THE TASK
Output all the data exactly. Pictures do not belong in the copy.

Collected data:

* BEGIN *

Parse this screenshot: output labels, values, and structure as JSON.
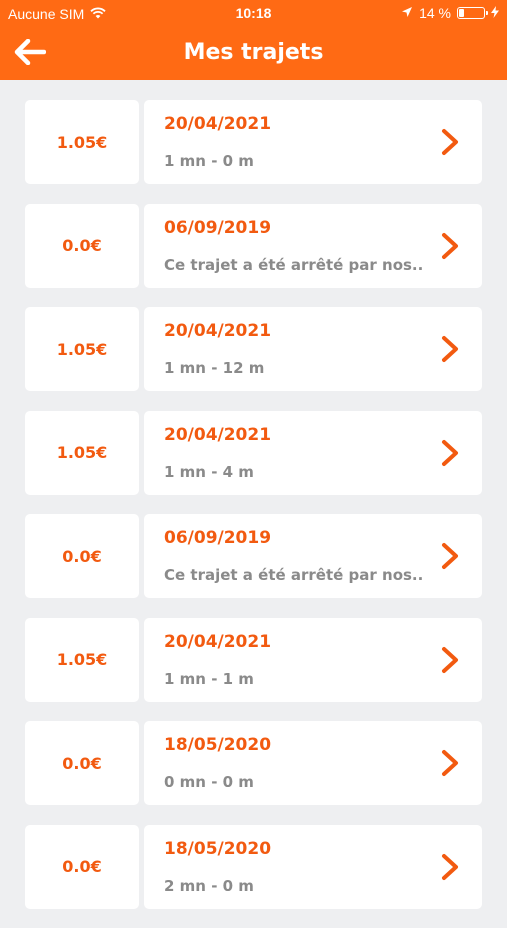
{
  "status_bar": {
    "carrier": "Aucune SIM",
    "time": "10:18",
    "battery": "14 %"
  },
  "header": {
    "title": "Mes trajets"
  },
  "trips": [
    {
      "price": "1.05€",
      "date": "20/04/2021",
      "detail": "1 mn - 0 m"
    },
    {
      "price": "0.0€",
      "date": "06/09/2019",
      "detail": "Ce trajet a été arrêté par nos..."
    },
    {
      "price": "1.05€",
      "date": "20/04/2021",
      "detail": "1 mn - 12 m"
    },
    {
      "price": "1.05€",
      "date": "20/04/2021",
      "detail": "1 mn - 4 m"
    },
    {
      "price": "0.0€",
      "date": "06/09/2019",
      "detail": "Ce trajet a été arrêté par nos..."
    },
    {
      "price": "1.05€",
      "date": "20/04/2021",
      "detail": "1 mn - 1 m"
    },
    {
      "price": "0.0€",
      "date": "18/05/2020",
      "detail": "0 mn - 0 m"
    },
    {
      "price": "0.0€",
      "date": "18/05/2020",
      "detail": "2 mn - 0 m"
    }
  ],
  "colors": {
    "brand": "#FF6A14",
    "accent_text": "#F25A10",
    "secondary_text": "#8A8A8A",
    "background": "#EEEFF1"
  },
  "icons": {
    "back": "arrow-left-icon",
    "row_chevron": "chevron-right-icon",
    "wifi": "wifi-icon",
    "location": "location-arrow-icon",
    "battery": "battery-icon",
    "charging": "charging-bolt-icon"
  }
}
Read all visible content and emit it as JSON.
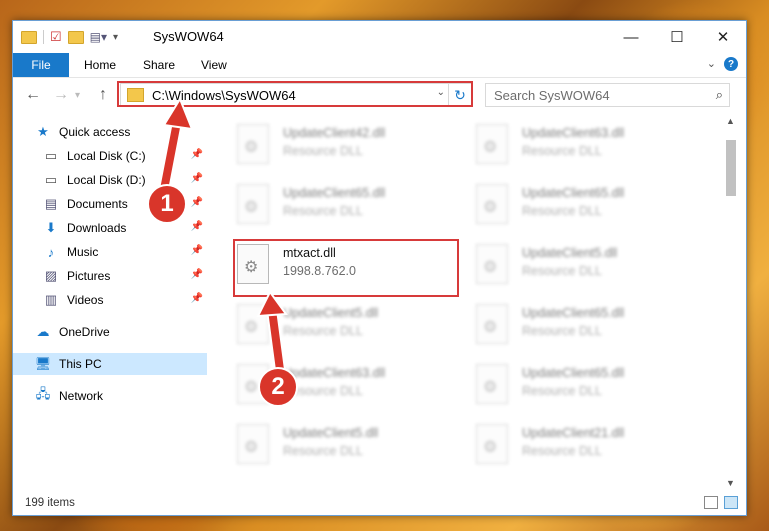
{
  "titlebar": {
    "title": "SysWOW64",
    "minimize": "—",
    "maximize": "☐",
    "close": "✕"
  },
  "ribbon": {
    "file": "File",
    "home": "Home",
    "share": "Share",
    "view": "View",
    "help": "?"
  },
  "navbar": {
    "back": "←",
    "forward": "→",
    "up": "↑",
    "address": "C:\\Windows\\SysWOW64",
    "refresh": "↻",
    "search_placeholder": "Search SysWOW64",
    "search_icon": "⌕"
  },
  "nav_pane": {
    "quick_access": "Quick access",
    "items": [
      {
        "label": "Local Disk (C:)",
        "icon": "drive-icon",
        "glyph": "▭"
      },
      {
        "label": "Local Disk (D:)",
        "icon": "drive-icon",
        "glyph": "▭"
      },
      {
        "label": "Documents",
        "icon": "documents-icon",
        "glyph": "▤"
      },
      {
        "label": "Downloads",
        "icon": "download-icon",
        "glyph": "⬇"
      },
      {
        "label": "Music",
        "icon": "music-icon",
        "glyph": "♪"
      },
      {
        "label": "Pictures",
        "icon": "pictures-icon",
        "glyph": "▨"
      },
      {
        "label": "Videos",
        "icon": "videos-icon",
        "glyph": "▥"
      }
    ],
    "onedrive": "OneDrive",
    "this_pc": "This PC",
    "network": "Network"
  },
  "files": [
    {
      "name": "UpdateClient42.dll",
      "type": "Resource DLL"
    },
    {
      "name": "UpdateClient63.dll",
      "type": "Resource DLL"
    },
    {
      "name": "UpdateClient65.dll",
      "type": "Resource DLL"
    },
    {
      "name": "UpdateClient65.dll",
      "type": "Resource DLL"
    },
    {
      "name": "mtxact.dll",
      "type": "1998.8.762.0"
    },
    {
      "name": "UpdateClient5.dll",
      "type": "Resource DLL"
    },
    {
      "name": "UpdateClient5.dll",
      "type": "Resource DLL"
    },
    {
      "name": "UpdateClient65.dll",
      "type": "Resource DLL"
    },
    {
      "name": "UpdateClient63.dll",
      "type": "Resource DLL"
    },
    {
      "name": "UpdateClient65.dll",
      "type": "Resource DLL"
    },
    {
      "name": "UpdateClient5.dll",
      "type": "Resource DLL"
    },
    {
      "name": "UpdateClient21.dll",
      "type": "Resource DLL"
    }
  ],
  "status": {
    "count": "199 items"
  },
  "markers": {
    "one": "1",
    "two": "2"
  },
  "colors": {
    "accent": "#1979ca",
    "highlight": "#d73a3a"
  }
}
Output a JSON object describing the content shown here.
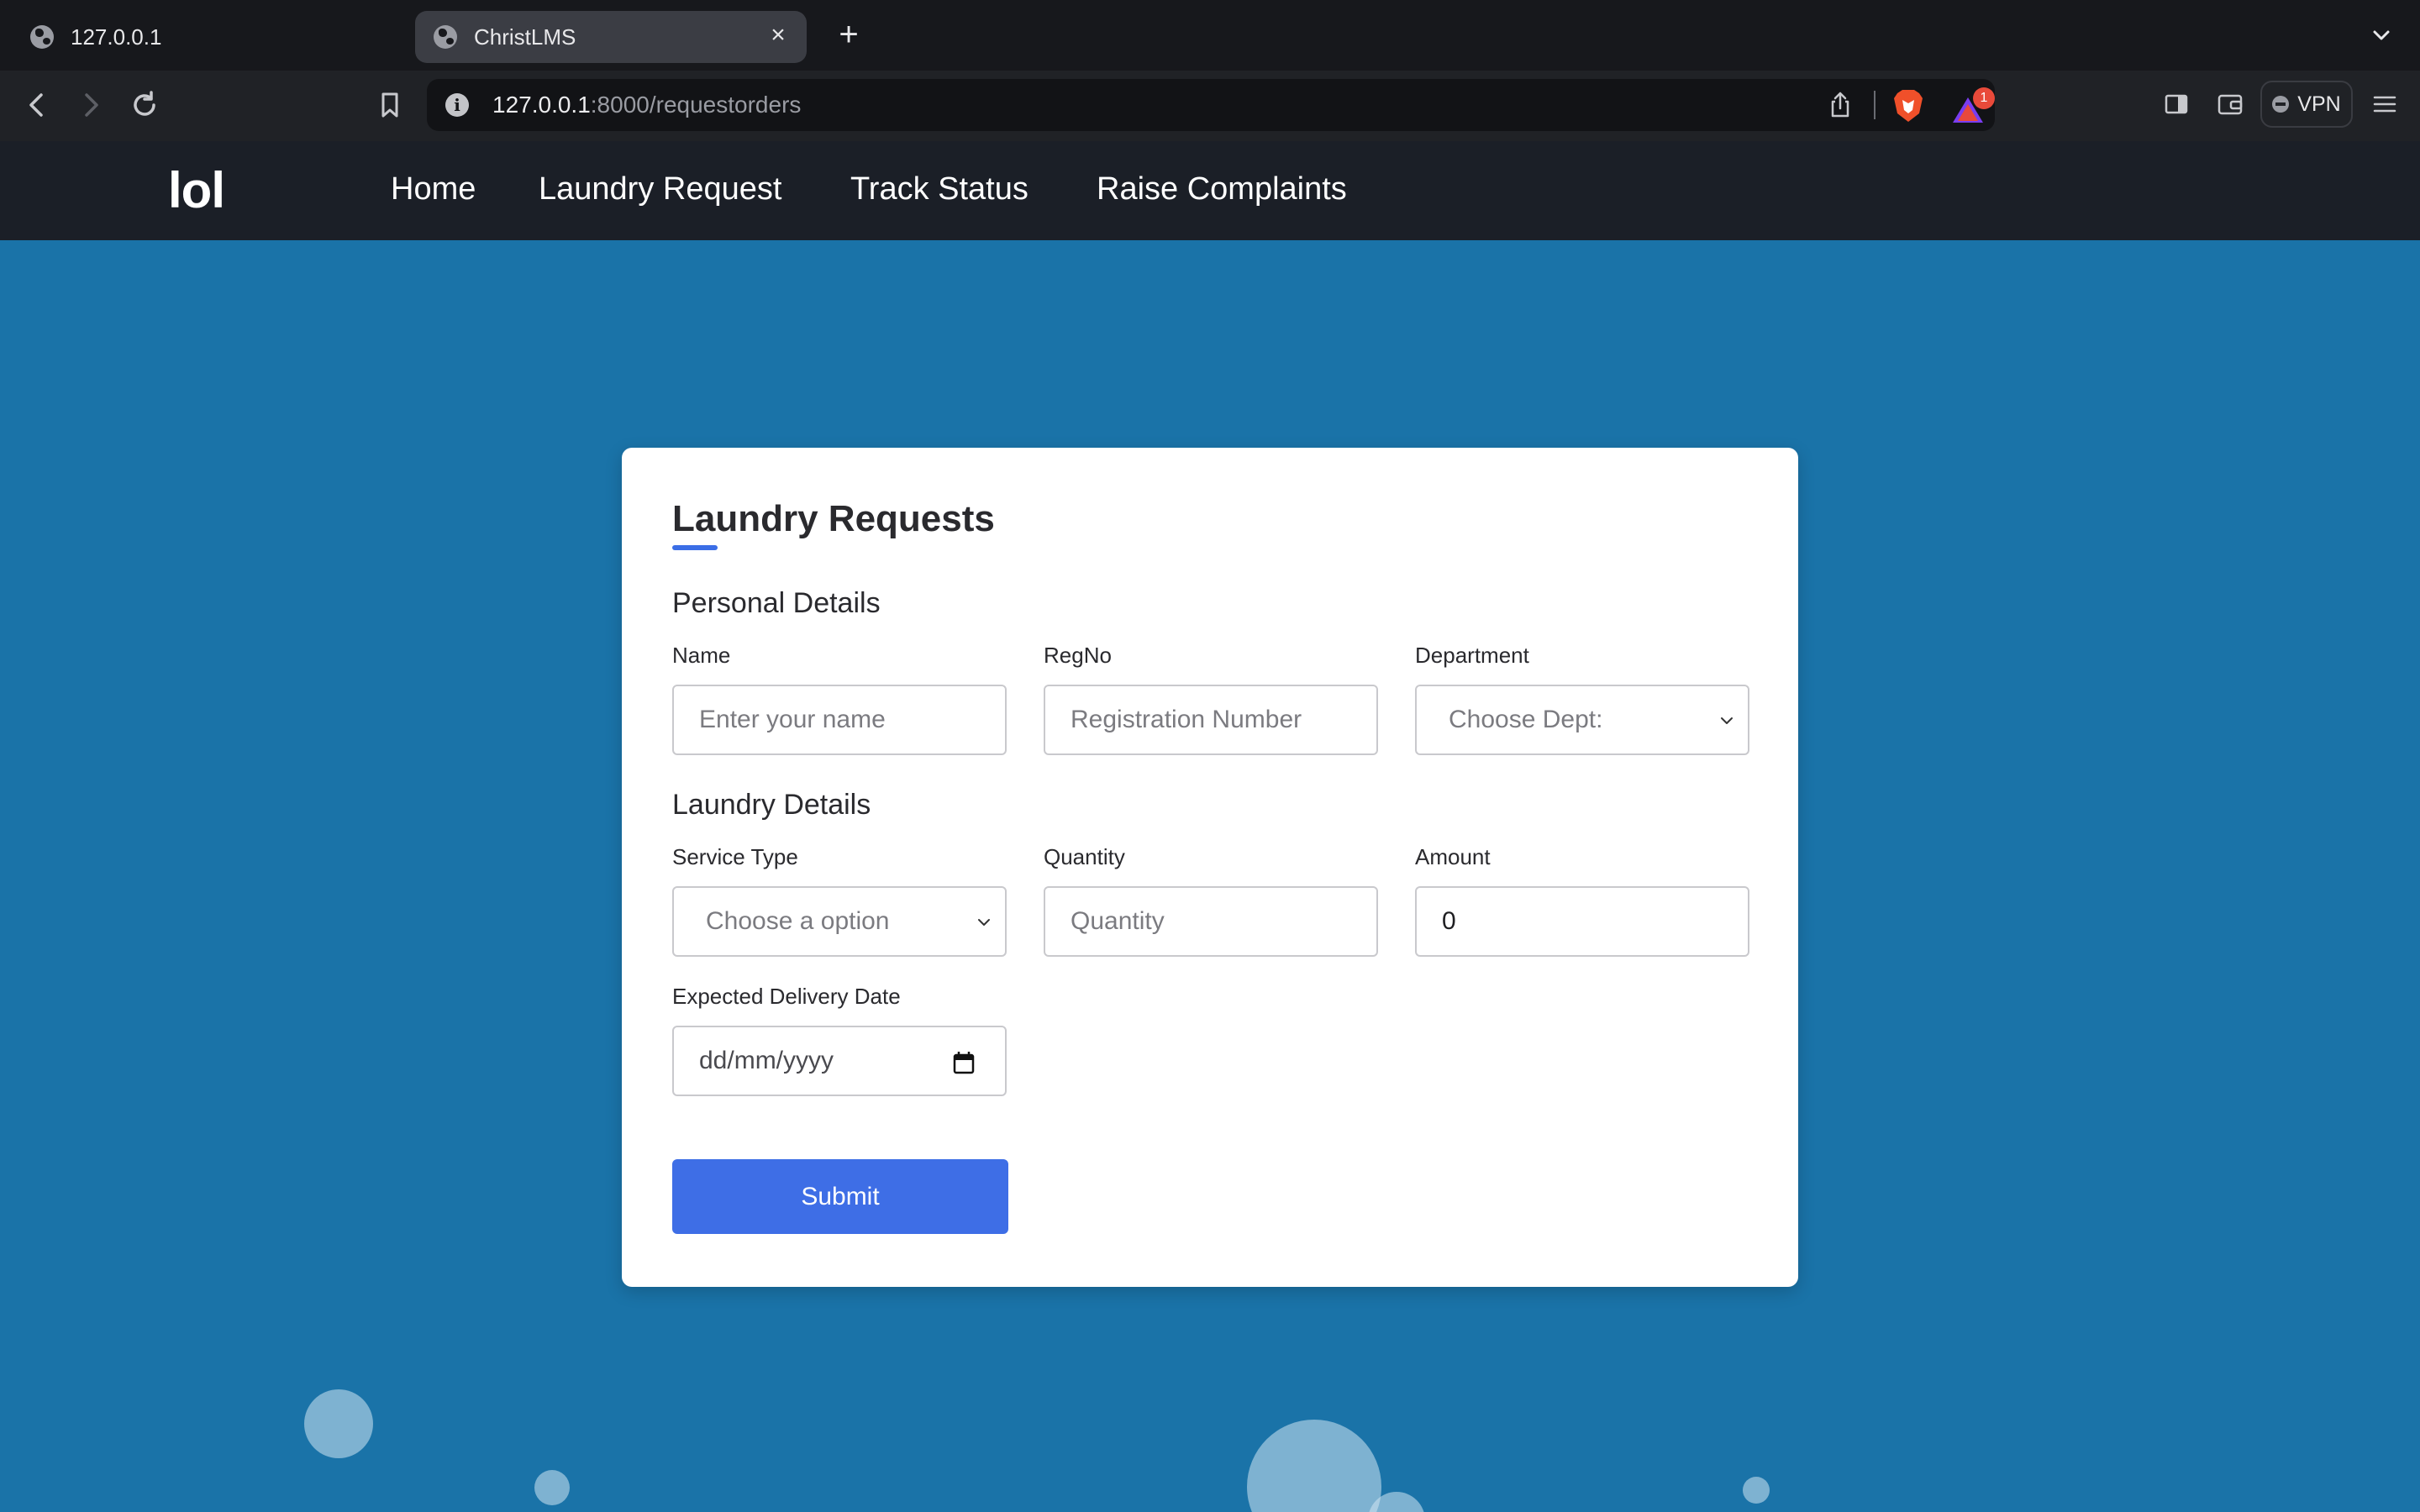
{
  "browser": {
    "tabs": [
      {
        "label": "127.0.0.1",
        "active": false
      },
      {
        "label": "ChristLMS",
        "active": true
      }
    ],
    "url": {
      "host": "127.0.0.1",
      "rest": ":8000/requestorders"
    },
    "rewards_badge": "1",
    "vpn_label": "VPN"
  },
  "site": {
    "logo": "lol",
    "nav": [
      "Home",
      "Laundry Request",
      "Track Status",
      "Raise Complaints"
    ]
  },
  "form": {
    "title": "Laundry Requests",
    "personal_section": "Personal Details",
    "laundry_section": "Laundry Details",
    "name": {
      "label": "Name",
      "placeholder": "Enter your name"
    },
    "regno": {
      "label": "RegNo",
      "placeholder": "Registration Number"
    },
    "department": {
      "label": "Department",
      "selected": "Choose Dept:"
    },
    "service_type": {
      "label": "Service Type",
      "selected": "Choose a option"
    },
    "quantity": {
      "label": "Quantity",
      "placeholder": "Quantity"
    },
    "amount": {
      "label": "Amount",
      "value": "0"
    },
    "delivery_date": {
      "label": "Expected Delivery Date",
      "placeholder": "dd/mm/yyyy"
    },
    "submit_label": "Submit"
  },
  "colors": {
    "page_bg": "#1a73a8",
    "nav_bg": "#1b1f27",
    "accent": "#3e6ee6"
  }
}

* END *

PROBLEM SOLUTION
Parse this screenshot: output labels, values, and structure as JSON.
{
  "status_bar": {
    "carrier": "Aucune SIM",
    "time": "10:18",
    "battery": "14 %"
  },
  "header": {
    "title": "Mes trajets"
  },
  "trips": [
    {
      "price": "1.05€",
      "date": "20/04/2021",
      "detail": "1 mn - 0 m"
    },
    {
      "price": "0.0€",
      "date": "06/09/2019",
      "detail": "Ce trajet a été arrêté par nos..."
    },
    {
      "price": "1.05€",
      "date": "20/04/2021",
      "detail": "1 mn - 12 m"
    },
    {
      "price": "1.05€",
      "date": "20/04/2021",
      "detail": "1 mn - 4 m"
    },
    {
      "price": "0.0€",
      "date": "06/09/2019",
      "detail": "Ce trajet a été arrêté par nos..."
    },
    {
      "price": "1.05€",
      "date": "20/04/2021",
      "detail": "1 mn - 1 m"
    },
    {
      "price": "0.0€",
      "date": "18/05/2020",
      "detail": "0 mn - 0 m"
    },
    {
      "price": "0.0€",
      "date": "18/05/2020",
      "detail": "2 mn - 0 m"
    }
  ],
  "colors": {
    "brand": "#FF6A14",
    "accent_text": "#F25A10",
    "secondary_text": "#8A8A8A",
    "background": "#EEEFF1"
  },
  "icons": {
    "back": "arrow-left-icon",
    "row_chevron": "chevron-right-icon",
    "wifi": "wifi-icon",
    "location": "location-arrow-icon",
    "battery": "battery-icon",
    "charging": "charging-bolt-icon"
  }
}
Read all visible content and emit it as JSON.
{
  "titlebar": {
    "title": "SysWOW64",
    "minimize": "—",
    "maximize": "☐",
    "close": "✕"
  },
  "ribbon": {
    "file": "File",
    "home": "Home",
    "share": "Share",
    "view": "View",
    "help": "?"
  },
  "navbar": {
    "back": "←",
    "forward": "→",
    "up": "↑",
    "address": "C:\\Windows\\SysWOW64",
    "refresh": "↻",
    "search_placeholder": "Search SysWOW64",
    "search_icon": "⌕"
  },
  "nav_pane": {
    "quick_access": "Quick access",
    "items": [
      {
        "label": "Local Disk (C:)",
        "icon": "drive-icon",
        "glyph": "▭"
      },
      {
        "label": "Local Disk (D:)",
        "icon": "drive-icon",
        "glyph": "▭"
      },
      {
        "label": "Documents",
        "icon": "documents-icon",
        "glyph": "▤"
      },
      {
        "label": "Downloads",
        "icon": "download-icon",
        "glyph": "⬇"
      },
      {
        "label": "Music",
        "icon": "music-icon",
        "glyph": "♪"
      },
      {
        "label": "Pictures",
        "icon": "pictures-icon",
        "glyph": "▨"
      },
      {
        "label": "Videos",
        "icon": "videos-icon",
        "glyph": "▥"
      }
    ],
    "onedrive": "OneDrive",
    "this_pc": "This PC",
    "network": "Network"
  },
  "files": [
    {
      "name": "UpdateClient42.dll",
      "type": "Resource DLL"
    },
    {
      "name": "UpdateClient63.dll",
      "type": "Resource DLL"
    },
    {
      "name": "UpdateClient65.dll",
      "type": "Resource DLL"
    },
    {
      "name": "UpdateClient65.dll",
      "type": "Resource DLL"
    },
    {
      "name": "mtxact.dll",
      "type": "1998.8.762.0"
    },
    {
      "name": "UpdateClient5.dll",
      "type": "Resource DLL"
    },
    {
      "name": "UpdateClient5.dll",
      "type": "Resource DLL"
    },
    {
      "name": "UpdateClient65.dll",
      "type": "Resource DLL"
    },
    {
      "name": "UpdateClient63.dll",
      "type": "Resource DLL"
    },
    {
      "name": "UpdateClient65.dll",
      "type": "Resource DLL"
    },
    {
      "name": "UpdateClient5.dll",
      "type": "Resource DLL"
    },
    {
      "name": "UpdateClient21.dll",
      "type": "Resource DLL"
    }
  ],
  "status": {
    "count": "199 items"
  },
  "markers": {
    "one": "1",
    "two": "2"
  },
  "colors": {
    "accent": "#1979ca",
    "highlight": "#d73a3a"
  }
}
Output a JSON object describing the content shown here.
{
  "browser": {
    "tabs": [
      {
        "label": "127.0.0.1",
        "active": false
      },
      {
        "label": "ChristLMS",
        "active": true
      }
    ],
    "url": {
      "host": "127.0.0.1",
      "rest": ":8000/requestorders"
    },
    "rewards_badge": "1",
    "vpn_label": "VPN"
  },
  "site": {
    "logo": "lol",
    "nav": [
      "Home",
      "Laundry Request",
      "Track Status",
      "Raise Complaints"
    ]
  },
  "form": {
    "title": "Laundry Requests",
    "personal_section": "Personal Details",
    "laundry_section": "Laundry Details",
    "name": {
      "label": "Name",
      "placeholder": "Enter your name"
    },
    "regno": {
      "label": "RegNo",
      "placeholder": "Registration Number"
    },
    "department": {
      "label": "Department",
      "selected": "Choose Dept:"
    },
    "service_type": {
      "label": "Service Type",
      "selected": "Choose a option"
    },
    "quantity": {
      "label": "Quantity",
      "placeholder": "Quantity"
    },
    "amount": {
      "label": "Amount",
      "value": "0"
    },
    "delivery_date": {
      "label": "Expected Delivery Date",
      "placeholder": "dd/mm/yyyy"
    },
    "submit_label": "Submit"
  },
  "colors": {
    "page_bg": "#1a73a8",
    "nav_bg": "#1b1f27",
    "accent": "#3e6ee6"
  }
}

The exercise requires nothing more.